▶ **Goal**: Copy all lines holding the word "subtitle" from the entries.

▶ **Available records**:
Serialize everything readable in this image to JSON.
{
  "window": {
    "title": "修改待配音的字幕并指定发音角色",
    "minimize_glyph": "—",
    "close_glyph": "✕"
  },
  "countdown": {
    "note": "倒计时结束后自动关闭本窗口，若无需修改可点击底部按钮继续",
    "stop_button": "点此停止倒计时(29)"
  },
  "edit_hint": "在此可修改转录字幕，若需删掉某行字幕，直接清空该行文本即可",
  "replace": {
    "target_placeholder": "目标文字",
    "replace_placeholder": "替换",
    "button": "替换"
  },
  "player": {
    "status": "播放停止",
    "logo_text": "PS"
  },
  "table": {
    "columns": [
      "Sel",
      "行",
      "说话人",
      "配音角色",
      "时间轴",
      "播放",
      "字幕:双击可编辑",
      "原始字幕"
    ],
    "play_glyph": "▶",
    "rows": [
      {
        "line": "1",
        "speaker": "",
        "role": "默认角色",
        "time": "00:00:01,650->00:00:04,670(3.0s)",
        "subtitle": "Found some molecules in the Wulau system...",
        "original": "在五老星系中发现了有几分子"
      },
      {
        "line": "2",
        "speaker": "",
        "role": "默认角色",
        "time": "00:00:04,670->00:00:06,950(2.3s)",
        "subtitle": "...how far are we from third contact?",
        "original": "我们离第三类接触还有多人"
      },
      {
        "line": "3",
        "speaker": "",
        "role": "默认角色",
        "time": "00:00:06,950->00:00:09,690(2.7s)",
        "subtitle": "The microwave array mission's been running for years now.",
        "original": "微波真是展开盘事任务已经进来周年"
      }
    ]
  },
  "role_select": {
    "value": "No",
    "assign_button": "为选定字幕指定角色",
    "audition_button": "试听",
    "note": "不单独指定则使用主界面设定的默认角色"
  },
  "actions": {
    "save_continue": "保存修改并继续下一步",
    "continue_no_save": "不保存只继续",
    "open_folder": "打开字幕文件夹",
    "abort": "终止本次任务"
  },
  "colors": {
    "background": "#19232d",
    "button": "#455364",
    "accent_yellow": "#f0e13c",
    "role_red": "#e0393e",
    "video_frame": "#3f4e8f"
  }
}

▶ **Solution below**:
        "subtitle": "Found some molecules in the Wulau system...",
        "subtitle": "...how far are we from third contact?",
        "subtitle": "The microwave array mission's been running for years now.",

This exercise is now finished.